__Task instructions__: Copy the records below exactly, leaving out any pictures.

## Start Data provided

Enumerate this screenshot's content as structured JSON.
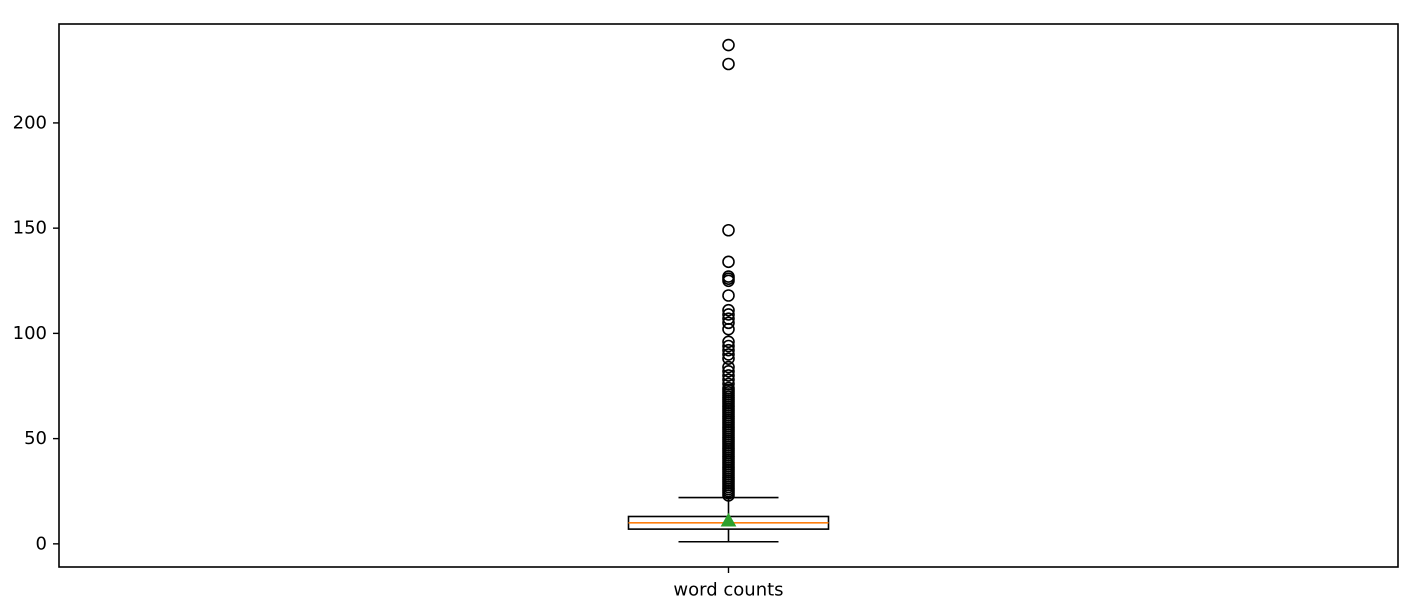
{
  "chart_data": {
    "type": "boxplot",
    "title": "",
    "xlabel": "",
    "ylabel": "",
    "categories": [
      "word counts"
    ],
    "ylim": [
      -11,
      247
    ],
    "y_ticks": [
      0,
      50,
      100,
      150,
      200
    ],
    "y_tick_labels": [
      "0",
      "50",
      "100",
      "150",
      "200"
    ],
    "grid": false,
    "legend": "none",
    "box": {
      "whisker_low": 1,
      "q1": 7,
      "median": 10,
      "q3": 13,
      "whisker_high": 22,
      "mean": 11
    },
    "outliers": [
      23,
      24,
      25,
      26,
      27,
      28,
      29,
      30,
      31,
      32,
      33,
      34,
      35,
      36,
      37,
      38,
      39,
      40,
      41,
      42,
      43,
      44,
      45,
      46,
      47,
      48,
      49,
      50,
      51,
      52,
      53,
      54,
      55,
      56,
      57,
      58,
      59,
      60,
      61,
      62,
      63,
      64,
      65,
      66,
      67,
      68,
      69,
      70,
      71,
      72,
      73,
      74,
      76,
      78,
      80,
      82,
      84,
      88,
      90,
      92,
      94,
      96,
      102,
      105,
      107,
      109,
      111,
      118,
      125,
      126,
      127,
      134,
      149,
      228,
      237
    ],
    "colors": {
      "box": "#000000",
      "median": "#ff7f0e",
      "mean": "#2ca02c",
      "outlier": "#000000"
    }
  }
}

## End Data provided

__Answer to this exercise__:
Enumerate this screenshot's content as structured JSON.
{
  "chart_data": {
    "type": "boxplot",
    "title": "",
    "xlabel": "",
    "ylabel": "",
    "categories": [
      "word counts"
    ],
    "ylim": [
      -11,
      247
    ],
    "y_ticks": [
      0,
      50,
      100,
      150,
      200
    ],
    "y_tick_labels": [
      "0",
      "50",
      "100",
      "150",
      "200"
    ],
    "grid": false,
    "legend": "none",
    "box": {
      "whisker_low": 1,
      "q1": 7,
      "median": 10,
      "q3": 13,
      "whisker_high": 22,
      "mean": 11
    },
    "outliers": [
      23,
      24,
      25,
      26,
      27,
      28,
      29,
      30,
      31,
      32,
      33,
      34,
      35,
      36,
      37,
      38,
      39,
      40,
      41,
      42,
      43,
      44,
      45,
      46,
      47,
      48,
      49,
      50,
      51,
      52,
      53,
      54,
      55,
      56,
      57,
      58,
      59,
      60,
      61,
      62,
      63,
      64,
      65,
      66,
      67,
      68,
      69,
      70,
      71,
      72,
      73,
      74,
      76,
      78,
      80,
      82,
      84,
      88,
      90,
      92,
      94,
      96,
      102,
      105,
      107,
      109,
      111,
      118,
      125,
      126,
      127,
      134,
      149,
      228,
      237
    ],
    "colors": {
      "box": "#000000",
      "median": "#ff7f0e",
      "mean": "#2ca02c",
      "outlier": "#000000"
    }
  }
}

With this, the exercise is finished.